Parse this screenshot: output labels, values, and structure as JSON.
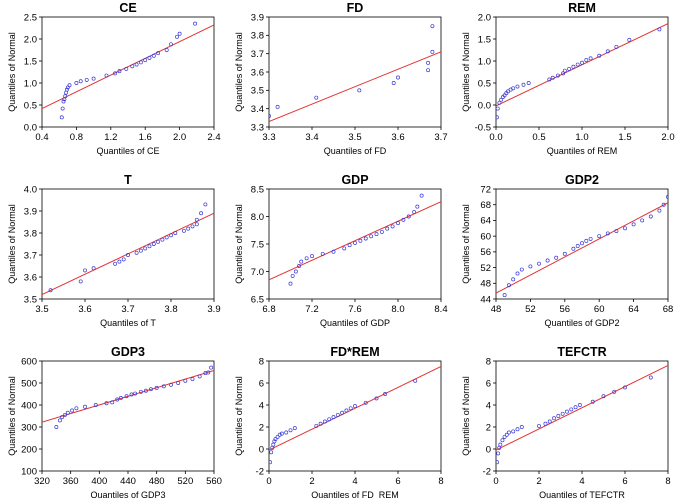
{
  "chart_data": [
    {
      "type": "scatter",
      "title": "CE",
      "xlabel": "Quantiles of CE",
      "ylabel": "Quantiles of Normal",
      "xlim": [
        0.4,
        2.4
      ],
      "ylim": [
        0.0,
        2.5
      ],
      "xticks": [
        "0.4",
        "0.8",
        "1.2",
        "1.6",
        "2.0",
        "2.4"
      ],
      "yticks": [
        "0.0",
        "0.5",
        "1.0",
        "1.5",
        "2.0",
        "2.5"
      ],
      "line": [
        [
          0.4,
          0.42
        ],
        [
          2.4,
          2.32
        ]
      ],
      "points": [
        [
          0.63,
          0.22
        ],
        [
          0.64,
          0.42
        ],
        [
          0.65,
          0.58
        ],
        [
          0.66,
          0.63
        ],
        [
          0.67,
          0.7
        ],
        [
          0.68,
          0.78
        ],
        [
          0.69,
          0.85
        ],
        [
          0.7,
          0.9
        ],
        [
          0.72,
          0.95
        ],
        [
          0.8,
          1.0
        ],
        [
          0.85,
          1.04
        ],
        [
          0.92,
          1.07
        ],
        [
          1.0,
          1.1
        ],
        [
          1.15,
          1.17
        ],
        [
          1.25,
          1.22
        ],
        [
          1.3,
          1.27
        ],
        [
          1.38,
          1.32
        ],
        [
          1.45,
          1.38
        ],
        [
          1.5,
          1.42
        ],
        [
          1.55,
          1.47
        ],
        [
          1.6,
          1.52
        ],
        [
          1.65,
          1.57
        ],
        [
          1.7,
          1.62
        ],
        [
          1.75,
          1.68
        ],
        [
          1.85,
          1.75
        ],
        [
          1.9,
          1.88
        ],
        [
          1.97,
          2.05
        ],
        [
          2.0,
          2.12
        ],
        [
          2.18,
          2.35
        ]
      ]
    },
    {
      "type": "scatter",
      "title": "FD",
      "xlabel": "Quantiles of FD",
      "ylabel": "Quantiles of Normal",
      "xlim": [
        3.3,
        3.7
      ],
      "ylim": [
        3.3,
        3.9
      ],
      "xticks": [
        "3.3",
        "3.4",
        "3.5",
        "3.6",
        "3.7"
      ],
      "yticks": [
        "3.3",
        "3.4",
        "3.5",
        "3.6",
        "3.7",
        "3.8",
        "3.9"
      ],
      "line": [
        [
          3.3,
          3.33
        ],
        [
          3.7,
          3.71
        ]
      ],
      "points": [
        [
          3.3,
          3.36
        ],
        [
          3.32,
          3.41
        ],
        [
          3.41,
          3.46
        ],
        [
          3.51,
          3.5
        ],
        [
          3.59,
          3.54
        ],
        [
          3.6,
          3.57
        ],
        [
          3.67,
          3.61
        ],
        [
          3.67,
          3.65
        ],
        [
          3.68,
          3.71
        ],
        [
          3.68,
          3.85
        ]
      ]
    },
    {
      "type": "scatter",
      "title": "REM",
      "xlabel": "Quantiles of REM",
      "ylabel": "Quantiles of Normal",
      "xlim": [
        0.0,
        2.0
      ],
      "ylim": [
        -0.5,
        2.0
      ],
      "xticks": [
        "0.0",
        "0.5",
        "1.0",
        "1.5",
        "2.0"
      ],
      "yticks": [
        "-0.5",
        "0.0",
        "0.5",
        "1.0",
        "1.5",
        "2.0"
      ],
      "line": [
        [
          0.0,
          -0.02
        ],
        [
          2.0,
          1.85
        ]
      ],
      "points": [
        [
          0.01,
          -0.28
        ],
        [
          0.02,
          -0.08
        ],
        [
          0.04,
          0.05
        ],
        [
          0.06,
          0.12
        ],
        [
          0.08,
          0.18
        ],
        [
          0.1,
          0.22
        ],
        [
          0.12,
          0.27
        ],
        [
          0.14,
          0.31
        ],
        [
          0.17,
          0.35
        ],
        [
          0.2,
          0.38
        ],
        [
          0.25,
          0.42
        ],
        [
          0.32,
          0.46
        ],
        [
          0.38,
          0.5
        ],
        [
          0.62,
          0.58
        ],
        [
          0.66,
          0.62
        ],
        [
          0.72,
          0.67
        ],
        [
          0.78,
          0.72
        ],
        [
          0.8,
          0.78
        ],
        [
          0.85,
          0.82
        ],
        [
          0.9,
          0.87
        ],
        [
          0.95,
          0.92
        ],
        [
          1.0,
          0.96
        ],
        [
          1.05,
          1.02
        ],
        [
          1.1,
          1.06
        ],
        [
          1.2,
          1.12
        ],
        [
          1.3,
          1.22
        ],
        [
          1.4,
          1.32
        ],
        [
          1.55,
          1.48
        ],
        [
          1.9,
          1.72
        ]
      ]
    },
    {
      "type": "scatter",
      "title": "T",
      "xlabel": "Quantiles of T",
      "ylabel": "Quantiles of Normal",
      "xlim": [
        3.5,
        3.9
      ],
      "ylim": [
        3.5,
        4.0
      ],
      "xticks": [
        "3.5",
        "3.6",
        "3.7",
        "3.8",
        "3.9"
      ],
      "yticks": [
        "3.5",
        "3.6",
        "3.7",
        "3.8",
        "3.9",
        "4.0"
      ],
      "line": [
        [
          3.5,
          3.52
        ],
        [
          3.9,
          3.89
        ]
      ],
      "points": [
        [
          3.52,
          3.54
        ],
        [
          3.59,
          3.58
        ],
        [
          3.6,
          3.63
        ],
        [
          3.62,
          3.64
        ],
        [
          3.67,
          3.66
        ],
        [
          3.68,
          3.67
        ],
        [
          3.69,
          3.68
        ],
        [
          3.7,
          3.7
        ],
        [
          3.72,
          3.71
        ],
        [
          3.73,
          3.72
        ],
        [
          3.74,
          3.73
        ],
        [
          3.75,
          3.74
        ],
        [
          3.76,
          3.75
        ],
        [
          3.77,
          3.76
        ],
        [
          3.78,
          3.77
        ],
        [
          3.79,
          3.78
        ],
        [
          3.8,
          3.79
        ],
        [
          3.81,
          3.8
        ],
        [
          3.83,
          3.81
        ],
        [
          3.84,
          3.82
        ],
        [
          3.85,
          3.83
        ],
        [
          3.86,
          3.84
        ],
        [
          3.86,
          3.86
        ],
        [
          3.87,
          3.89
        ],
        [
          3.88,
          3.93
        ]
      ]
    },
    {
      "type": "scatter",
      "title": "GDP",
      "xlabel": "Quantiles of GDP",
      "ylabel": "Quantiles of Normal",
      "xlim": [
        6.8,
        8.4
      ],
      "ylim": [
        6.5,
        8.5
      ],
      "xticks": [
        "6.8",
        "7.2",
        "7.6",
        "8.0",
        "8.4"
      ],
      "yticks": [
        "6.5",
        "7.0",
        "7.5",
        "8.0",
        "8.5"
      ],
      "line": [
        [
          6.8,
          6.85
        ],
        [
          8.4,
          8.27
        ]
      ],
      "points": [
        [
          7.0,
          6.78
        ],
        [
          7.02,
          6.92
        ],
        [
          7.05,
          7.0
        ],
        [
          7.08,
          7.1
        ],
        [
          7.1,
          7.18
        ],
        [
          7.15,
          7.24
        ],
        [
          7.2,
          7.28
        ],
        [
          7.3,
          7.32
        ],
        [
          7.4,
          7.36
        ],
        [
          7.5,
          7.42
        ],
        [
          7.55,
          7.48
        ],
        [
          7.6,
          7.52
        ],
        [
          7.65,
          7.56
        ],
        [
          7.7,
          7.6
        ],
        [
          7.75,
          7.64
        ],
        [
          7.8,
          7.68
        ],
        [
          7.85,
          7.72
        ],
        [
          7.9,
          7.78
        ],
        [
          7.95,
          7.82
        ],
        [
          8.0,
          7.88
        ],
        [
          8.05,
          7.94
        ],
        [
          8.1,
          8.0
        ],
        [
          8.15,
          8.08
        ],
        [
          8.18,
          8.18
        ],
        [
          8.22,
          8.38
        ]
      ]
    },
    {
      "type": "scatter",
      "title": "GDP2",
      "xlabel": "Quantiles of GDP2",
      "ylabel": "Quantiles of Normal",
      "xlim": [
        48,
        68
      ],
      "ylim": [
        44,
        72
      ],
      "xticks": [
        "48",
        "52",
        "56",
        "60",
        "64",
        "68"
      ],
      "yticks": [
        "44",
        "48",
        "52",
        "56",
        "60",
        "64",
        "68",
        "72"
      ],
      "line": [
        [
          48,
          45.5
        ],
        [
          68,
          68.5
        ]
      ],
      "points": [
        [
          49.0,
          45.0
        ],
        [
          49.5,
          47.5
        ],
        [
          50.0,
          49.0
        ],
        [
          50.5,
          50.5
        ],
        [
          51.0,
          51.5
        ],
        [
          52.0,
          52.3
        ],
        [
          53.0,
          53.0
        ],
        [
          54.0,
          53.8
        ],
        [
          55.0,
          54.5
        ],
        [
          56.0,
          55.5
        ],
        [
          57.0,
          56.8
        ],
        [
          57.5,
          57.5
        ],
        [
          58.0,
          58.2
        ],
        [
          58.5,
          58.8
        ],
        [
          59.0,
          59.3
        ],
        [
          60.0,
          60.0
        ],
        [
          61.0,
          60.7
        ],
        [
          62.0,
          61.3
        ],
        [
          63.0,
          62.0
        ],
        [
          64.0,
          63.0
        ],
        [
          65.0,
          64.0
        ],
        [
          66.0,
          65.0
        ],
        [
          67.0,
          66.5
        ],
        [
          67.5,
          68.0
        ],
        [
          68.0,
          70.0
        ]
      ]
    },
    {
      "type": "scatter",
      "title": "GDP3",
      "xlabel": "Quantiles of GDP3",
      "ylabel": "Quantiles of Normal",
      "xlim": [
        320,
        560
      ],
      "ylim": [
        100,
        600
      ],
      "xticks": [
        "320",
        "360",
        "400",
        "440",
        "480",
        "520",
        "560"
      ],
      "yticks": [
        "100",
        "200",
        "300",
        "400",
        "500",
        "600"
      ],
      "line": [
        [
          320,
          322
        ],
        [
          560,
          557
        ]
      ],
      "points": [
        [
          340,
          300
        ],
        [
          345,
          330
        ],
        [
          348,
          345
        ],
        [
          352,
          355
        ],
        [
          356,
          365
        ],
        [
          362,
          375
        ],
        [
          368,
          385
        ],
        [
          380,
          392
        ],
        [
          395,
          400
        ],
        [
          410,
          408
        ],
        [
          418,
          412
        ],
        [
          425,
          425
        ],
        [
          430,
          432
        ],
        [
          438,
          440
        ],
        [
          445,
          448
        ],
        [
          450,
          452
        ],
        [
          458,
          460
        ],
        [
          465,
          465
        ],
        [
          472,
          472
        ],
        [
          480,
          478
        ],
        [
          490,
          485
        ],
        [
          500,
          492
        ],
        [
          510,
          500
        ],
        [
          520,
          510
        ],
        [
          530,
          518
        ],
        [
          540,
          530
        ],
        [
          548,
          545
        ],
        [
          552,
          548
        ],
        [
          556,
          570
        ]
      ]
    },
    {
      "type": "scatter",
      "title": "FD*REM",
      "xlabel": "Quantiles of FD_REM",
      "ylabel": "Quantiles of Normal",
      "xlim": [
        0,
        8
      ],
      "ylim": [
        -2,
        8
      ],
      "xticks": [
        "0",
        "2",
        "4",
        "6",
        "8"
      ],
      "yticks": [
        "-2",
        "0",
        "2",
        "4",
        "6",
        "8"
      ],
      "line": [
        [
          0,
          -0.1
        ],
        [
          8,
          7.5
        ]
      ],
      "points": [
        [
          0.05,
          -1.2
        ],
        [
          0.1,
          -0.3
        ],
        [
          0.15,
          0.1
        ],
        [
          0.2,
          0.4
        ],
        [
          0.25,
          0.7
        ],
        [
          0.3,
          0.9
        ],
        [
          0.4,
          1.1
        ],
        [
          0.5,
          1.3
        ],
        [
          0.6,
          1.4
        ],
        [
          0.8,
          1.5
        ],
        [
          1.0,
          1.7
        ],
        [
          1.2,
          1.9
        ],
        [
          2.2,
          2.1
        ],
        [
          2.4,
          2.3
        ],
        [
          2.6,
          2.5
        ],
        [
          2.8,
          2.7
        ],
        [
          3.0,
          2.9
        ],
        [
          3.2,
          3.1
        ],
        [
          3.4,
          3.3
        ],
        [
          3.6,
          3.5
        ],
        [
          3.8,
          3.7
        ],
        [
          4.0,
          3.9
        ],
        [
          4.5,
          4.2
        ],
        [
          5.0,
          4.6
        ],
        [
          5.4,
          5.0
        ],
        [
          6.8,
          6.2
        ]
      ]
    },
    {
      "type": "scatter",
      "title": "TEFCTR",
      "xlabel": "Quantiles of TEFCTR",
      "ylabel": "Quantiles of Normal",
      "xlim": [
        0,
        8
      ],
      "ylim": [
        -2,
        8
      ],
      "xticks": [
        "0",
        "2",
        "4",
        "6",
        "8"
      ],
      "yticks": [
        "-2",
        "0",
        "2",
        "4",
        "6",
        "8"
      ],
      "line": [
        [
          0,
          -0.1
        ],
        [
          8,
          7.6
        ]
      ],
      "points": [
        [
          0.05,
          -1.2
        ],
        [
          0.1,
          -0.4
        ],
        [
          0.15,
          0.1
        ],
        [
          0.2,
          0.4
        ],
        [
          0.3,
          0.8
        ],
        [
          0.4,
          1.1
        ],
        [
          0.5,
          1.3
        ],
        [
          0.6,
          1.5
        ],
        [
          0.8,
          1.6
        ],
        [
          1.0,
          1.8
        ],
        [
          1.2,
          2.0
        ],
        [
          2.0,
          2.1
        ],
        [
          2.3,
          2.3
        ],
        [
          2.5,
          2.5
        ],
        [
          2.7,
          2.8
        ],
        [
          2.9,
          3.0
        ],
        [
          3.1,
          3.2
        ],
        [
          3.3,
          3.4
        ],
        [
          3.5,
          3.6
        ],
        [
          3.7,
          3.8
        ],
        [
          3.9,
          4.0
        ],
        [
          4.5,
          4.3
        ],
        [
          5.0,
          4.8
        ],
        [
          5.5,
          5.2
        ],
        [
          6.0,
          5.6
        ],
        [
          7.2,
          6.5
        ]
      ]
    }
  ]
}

...

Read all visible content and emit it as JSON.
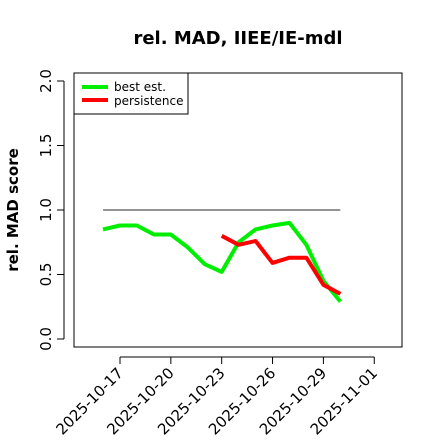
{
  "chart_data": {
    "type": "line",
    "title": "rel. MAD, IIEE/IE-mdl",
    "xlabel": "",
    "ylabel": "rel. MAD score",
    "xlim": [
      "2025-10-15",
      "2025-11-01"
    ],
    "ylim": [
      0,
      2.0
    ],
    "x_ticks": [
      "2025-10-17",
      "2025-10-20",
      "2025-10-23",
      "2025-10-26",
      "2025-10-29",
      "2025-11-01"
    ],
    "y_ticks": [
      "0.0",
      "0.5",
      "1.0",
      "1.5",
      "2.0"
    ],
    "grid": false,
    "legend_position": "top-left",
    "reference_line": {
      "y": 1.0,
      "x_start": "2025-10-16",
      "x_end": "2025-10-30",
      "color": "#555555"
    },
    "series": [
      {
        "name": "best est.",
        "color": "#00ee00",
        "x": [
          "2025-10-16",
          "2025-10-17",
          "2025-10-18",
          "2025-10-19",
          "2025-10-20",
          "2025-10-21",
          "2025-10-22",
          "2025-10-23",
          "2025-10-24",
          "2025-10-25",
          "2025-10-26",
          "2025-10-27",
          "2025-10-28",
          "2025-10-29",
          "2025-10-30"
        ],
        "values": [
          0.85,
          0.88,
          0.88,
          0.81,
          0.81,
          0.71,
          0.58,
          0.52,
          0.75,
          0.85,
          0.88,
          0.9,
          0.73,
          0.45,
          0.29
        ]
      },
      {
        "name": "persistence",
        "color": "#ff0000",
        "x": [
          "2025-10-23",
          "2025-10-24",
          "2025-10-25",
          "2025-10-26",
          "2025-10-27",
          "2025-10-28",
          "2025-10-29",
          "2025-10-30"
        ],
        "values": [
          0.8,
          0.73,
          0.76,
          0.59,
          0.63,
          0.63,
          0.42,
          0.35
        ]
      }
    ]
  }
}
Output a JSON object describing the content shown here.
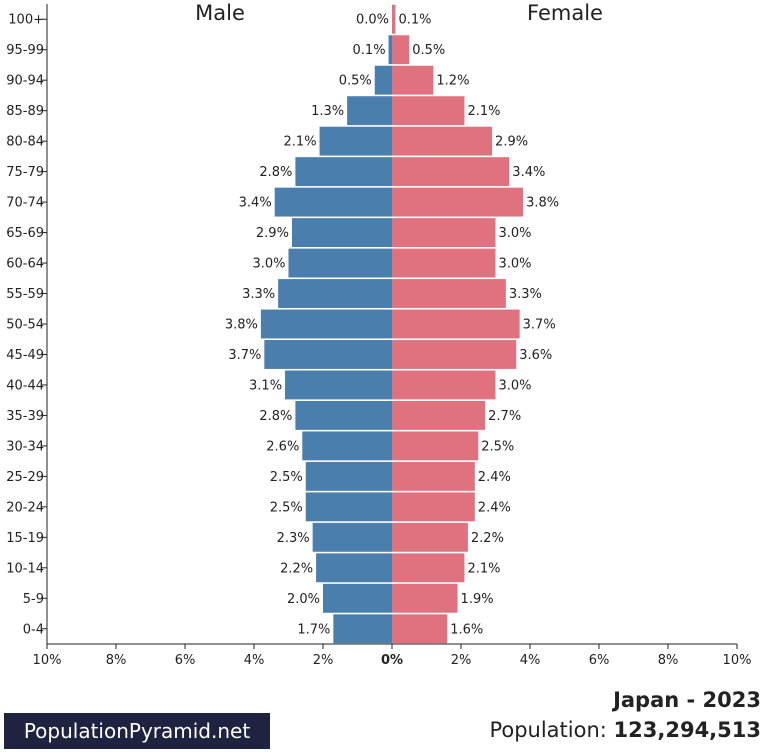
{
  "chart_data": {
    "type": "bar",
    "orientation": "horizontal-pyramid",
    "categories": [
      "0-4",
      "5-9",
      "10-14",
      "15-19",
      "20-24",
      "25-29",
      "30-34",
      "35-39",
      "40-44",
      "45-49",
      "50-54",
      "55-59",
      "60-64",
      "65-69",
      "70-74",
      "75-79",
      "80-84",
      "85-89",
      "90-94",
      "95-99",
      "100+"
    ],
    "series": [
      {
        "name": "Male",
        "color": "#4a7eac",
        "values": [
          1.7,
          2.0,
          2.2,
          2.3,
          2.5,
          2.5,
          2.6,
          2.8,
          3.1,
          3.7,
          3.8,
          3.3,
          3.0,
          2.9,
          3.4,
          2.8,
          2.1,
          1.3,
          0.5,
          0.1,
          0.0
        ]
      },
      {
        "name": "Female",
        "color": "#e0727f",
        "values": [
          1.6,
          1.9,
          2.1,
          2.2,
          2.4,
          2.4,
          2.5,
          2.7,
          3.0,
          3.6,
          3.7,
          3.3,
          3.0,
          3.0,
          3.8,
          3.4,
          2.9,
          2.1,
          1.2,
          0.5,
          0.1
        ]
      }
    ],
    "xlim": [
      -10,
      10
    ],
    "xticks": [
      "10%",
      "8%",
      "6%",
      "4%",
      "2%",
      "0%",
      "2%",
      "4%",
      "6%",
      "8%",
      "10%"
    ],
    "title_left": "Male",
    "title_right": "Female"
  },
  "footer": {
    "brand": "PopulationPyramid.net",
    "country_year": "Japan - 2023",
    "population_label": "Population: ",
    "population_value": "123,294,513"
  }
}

--

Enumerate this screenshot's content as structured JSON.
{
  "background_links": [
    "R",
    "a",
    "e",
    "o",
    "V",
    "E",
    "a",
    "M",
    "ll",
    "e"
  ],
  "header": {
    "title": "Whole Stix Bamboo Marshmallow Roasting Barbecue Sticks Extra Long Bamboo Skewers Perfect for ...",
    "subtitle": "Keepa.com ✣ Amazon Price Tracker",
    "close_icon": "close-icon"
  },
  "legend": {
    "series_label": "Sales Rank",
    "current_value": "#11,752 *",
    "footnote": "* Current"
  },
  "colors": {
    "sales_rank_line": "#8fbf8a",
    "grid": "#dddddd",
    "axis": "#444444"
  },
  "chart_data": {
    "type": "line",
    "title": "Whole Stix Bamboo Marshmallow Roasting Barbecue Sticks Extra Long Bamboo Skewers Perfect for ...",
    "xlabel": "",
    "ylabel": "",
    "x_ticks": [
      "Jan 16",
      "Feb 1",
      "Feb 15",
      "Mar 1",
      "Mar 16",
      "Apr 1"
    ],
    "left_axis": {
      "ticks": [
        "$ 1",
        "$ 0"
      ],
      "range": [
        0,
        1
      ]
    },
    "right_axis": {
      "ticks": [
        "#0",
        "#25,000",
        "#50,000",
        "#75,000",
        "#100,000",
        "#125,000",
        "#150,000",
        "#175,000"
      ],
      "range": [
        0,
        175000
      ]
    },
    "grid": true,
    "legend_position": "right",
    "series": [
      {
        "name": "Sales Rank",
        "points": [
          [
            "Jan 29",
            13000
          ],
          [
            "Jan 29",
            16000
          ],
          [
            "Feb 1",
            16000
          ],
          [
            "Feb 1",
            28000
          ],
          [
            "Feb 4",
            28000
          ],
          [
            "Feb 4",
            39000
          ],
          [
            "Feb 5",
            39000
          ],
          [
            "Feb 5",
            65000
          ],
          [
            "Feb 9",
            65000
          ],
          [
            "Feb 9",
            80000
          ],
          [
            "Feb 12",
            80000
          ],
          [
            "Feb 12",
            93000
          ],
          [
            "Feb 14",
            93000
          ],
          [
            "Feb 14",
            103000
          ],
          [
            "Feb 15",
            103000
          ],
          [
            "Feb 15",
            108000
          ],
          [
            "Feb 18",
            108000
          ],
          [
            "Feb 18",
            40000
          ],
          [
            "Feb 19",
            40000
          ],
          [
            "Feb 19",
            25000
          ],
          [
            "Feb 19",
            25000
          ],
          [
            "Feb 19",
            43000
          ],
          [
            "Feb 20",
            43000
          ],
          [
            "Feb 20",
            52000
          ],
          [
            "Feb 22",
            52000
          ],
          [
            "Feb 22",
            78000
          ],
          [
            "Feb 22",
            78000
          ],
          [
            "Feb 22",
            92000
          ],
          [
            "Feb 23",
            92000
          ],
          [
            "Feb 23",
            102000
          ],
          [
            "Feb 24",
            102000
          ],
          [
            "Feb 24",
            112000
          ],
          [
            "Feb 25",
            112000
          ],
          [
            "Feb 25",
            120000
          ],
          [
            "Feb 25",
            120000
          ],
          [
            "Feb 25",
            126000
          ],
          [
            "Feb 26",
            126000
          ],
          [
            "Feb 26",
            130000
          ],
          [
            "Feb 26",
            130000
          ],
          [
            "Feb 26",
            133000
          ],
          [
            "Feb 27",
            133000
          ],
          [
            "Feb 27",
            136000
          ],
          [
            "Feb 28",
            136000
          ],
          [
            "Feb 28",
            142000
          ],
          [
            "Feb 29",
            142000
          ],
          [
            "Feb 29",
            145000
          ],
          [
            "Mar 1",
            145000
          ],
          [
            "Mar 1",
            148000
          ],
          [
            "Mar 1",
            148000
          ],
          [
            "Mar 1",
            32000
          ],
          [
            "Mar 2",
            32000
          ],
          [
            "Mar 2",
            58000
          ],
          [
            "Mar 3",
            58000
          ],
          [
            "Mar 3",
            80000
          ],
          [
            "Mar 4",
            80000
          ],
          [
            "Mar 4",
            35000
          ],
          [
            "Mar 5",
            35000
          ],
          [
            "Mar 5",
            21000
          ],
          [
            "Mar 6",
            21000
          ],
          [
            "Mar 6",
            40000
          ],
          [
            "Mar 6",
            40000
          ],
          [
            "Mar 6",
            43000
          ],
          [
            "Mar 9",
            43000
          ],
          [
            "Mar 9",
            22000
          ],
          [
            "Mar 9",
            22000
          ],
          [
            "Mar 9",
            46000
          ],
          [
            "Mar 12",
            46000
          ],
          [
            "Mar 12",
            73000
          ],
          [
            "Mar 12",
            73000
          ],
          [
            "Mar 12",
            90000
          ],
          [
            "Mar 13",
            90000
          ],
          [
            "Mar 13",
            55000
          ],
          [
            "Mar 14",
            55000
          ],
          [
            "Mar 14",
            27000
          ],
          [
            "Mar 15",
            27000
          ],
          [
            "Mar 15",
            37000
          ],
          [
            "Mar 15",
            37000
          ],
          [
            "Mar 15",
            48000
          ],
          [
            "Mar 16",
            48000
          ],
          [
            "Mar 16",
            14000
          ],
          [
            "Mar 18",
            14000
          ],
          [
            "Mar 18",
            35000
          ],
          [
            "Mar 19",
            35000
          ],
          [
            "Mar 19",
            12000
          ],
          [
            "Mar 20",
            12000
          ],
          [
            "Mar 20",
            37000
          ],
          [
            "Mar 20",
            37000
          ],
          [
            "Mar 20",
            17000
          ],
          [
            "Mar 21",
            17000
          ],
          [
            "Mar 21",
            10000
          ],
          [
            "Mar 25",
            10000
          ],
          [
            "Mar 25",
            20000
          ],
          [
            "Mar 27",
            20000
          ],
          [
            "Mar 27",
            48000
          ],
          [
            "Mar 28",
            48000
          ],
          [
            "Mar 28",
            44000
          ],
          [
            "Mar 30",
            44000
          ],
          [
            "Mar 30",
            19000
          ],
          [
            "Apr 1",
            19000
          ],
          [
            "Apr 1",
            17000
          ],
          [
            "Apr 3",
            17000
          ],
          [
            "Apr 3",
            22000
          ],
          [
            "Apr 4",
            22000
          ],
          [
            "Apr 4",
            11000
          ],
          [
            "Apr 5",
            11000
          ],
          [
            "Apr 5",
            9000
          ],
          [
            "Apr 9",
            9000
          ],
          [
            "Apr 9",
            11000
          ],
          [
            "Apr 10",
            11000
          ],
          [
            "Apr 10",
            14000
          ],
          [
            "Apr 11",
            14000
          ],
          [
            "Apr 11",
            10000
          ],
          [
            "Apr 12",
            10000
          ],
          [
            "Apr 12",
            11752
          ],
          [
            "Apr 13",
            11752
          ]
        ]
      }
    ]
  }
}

■ YOUR INSTRUCTIONS ■
Check each line of the records for the word "this" and extract those that contain it.

■ EXERCISE OUTPUT ■
Parse this screenshot: output labels, values, and structure as JSON.
Enumerate this screenshot's content as structured JSON.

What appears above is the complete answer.